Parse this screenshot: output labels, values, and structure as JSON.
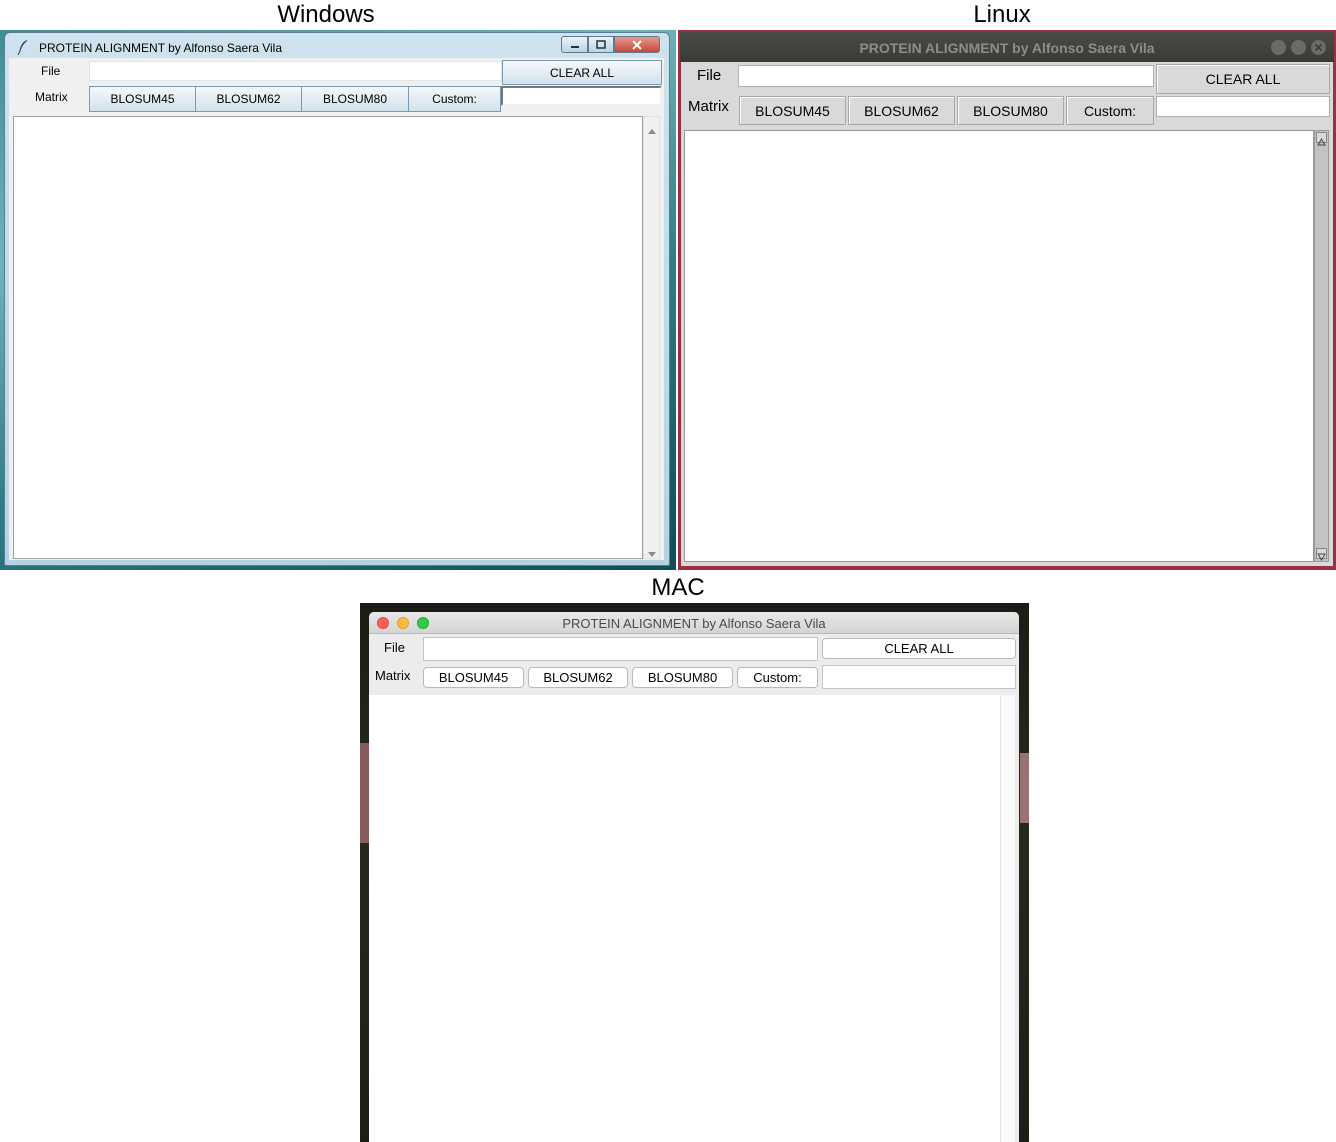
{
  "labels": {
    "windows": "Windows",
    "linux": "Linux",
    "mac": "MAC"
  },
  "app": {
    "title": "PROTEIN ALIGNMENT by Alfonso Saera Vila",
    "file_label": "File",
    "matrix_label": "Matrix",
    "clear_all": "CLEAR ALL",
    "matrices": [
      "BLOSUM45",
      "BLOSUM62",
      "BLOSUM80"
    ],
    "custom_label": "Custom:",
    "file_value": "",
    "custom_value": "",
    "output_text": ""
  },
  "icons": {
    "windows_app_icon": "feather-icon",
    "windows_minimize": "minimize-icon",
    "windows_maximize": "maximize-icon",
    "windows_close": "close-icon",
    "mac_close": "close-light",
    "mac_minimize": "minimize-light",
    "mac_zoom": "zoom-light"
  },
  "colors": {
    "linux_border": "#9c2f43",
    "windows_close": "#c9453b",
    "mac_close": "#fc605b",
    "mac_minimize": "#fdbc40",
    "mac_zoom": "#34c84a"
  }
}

_ _ _ _ _

Your task:
Please write the data out again exactly, but do not carry over the pictures.

Result of the exercise:
Parse this screenshot: output labels, values, and structure as JSON.
{
  "labels": {
    "windows": "Windows",
    "linux": "Linux",
    "mac": "MAC"
  },
  "app": {
    "title": "PROTEIN ALIGNMENT by Alfonso Saera Vila",
    "file_label": "File",
    "matrix_label": "Matrix",
    "clear_all": "CLEAR ALL",
    "matrices": [
      "BLOSUM45",
      "BLOSUM62",
      "BLOSUM80"
    ],
    "custom_label": "Custom:",
    "file_value": "",
    "custom_value": "",
    "output_text": ""
  },
  "icons": {
    "windows_app_icon": "feather-icon",
    "windows_minimize": "minimize-icon",
    "windows_maximize": "maximize-icon",
    "windows_close": "close-icon",
    "mac_close": "close-light",
    "mac_minimize": "minimize-light",
    "mac_zoom": "zoom-light"
  },
  "colors": {
    "linux_border": "#9c2f43",
    "windows_close": "#c9453b",
    "mac_close": "#fc605b",
    "mac_minimize": "#fdbc40",
    "mac_zoom": "#34c84a"
  }
}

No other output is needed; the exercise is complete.